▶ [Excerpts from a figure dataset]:
= = =

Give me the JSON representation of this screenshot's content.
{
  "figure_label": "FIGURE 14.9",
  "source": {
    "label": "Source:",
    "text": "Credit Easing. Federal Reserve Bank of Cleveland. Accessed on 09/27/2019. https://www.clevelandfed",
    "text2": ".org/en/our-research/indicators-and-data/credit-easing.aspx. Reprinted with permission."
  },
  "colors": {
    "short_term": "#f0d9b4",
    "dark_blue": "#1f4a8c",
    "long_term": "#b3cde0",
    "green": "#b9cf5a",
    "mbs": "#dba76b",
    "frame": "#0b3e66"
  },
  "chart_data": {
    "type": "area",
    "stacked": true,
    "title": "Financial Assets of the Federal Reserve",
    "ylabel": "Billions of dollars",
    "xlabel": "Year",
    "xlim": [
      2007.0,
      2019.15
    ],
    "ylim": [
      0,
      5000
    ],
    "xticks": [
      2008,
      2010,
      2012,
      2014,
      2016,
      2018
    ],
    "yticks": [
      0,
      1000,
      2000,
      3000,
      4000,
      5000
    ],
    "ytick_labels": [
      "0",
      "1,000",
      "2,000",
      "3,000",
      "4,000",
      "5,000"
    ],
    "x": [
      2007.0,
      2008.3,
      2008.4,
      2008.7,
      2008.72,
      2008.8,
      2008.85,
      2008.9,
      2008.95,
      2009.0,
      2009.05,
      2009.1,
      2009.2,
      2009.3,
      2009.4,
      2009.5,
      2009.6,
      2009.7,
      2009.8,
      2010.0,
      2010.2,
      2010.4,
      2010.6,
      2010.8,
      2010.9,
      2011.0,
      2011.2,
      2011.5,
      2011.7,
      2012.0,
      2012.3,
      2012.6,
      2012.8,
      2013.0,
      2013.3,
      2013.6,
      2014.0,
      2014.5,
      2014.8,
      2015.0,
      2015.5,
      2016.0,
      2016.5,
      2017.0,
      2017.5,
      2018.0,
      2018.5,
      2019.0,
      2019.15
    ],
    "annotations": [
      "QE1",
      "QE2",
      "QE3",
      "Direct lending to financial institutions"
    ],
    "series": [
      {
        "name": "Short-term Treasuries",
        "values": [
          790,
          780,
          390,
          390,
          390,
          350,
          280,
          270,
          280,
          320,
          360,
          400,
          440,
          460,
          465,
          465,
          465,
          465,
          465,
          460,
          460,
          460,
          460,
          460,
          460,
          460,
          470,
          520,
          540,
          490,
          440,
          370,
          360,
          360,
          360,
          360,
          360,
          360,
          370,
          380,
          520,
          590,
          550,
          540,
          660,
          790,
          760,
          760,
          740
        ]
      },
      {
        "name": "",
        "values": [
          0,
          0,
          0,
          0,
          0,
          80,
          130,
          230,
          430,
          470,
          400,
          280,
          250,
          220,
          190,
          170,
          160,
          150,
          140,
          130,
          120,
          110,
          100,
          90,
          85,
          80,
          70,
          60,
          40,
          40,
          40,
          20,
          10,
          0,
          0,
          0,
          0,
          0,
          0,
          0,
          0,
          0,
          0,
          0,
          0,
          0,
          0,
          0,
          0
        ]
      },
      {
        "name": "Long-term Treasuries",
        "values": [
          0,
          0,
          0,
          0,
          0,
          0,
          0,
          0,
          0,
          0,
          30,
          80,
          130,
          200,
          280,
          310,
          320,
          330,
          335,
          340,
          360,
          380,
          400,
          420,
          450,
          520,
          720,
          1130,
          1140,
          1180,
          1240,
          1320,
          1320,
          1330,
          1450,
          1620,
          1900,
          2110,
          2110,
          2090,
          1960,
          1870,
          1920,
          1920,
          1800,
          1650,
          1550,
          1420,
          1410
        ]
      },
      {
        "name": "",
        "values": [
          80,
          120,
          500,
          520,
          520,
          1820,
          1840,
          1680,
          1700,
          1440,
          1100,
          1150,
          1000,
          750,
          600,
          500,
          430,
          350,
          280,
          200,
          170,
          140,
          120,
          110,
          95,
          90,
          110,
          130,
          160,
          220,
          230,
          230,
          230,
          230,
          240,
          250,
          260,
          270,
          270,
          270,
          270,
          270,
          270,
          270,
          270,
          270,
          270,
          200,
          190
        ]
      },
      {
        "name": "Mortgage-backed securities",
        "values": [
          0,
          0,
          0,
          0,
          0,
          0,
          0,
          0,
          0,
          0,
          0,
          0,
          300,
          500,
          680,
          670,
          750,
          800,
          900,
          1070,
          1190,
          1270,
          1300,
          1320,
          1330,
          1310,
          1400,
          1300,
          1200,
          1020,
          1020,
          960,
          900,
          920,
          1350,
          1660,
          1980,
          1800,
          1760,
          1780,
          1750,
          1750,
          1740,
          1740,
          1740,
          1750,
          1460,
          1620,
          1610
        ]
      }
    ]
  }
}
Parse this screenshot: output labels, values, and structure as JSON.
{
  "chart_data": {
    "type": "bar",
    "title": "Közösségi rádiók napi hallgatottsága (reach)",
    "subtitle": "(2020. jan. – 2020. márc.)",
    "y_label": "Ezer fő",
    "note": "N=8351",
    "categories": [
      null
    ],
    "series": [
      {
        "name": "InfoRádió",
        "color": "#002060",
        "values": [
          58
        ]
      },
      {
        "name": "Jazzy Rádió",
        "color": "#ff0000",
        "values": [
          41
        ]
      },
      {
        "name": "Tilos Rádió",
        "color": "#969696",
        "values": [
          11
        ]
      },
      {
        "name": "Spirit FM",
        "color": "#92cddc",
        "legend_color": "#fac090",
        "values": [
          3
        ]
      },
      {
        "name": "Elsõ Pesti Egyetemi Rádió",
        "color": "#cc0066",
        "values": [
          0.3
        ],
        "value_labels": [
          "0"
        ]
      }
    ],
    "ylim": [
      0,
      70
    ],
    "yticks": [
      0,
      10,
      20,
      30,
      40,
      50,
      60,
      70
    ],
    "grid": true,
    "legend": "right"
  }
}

= = =

Keep only the lines from the one containing "Parse this screenshot: output" to the end of the entries, and repeat them exactly.

Parse this screenshot: output labels, values, and structure as JSON.
{
  "chart_data": {
    "type": "bar",
    "title": "Közösségi rádiók napi hallgatottsága (reach)",
    "subtitle": "(2020. jan. – 2020. márc.)",
    "y_label": "Ezer fő",
    "note": "N=8351",
    "categories": [
      null
    ],
    "series": [
      {
        "name": "InfoRádió",
        "color": "#002060",
        "values": [
          58
        ]
      },
      {
        "name": "Jazzy Rádió",
        "color": "#ff0000",
        "values": [
          41
        ]
      },
      {
        "name": "Tilos Rádió",
        "color": "#969696",
        "values": [
          11
        ]
      },
      {
        "name": "Spirit FM",
        "color": "#92cddc",
        "legend_color": "#fac090",
        "values": [
          3
        ]
      },
      {
        "name": "Elsõ Pesti Egyetemi Rádió",
        "color": "#cc0066",
        "values": [
          0.3
        ],
        "value_labels": [
          "0"
        ]
      }
    ],
    "ylim": [
      0,
      70
    ],
    "yticks": [
      0,
      10,
      20,
      30,
      40,
      50,
      60,
      70
    ],
    "grid": true,
    "legend": "right"
  }
}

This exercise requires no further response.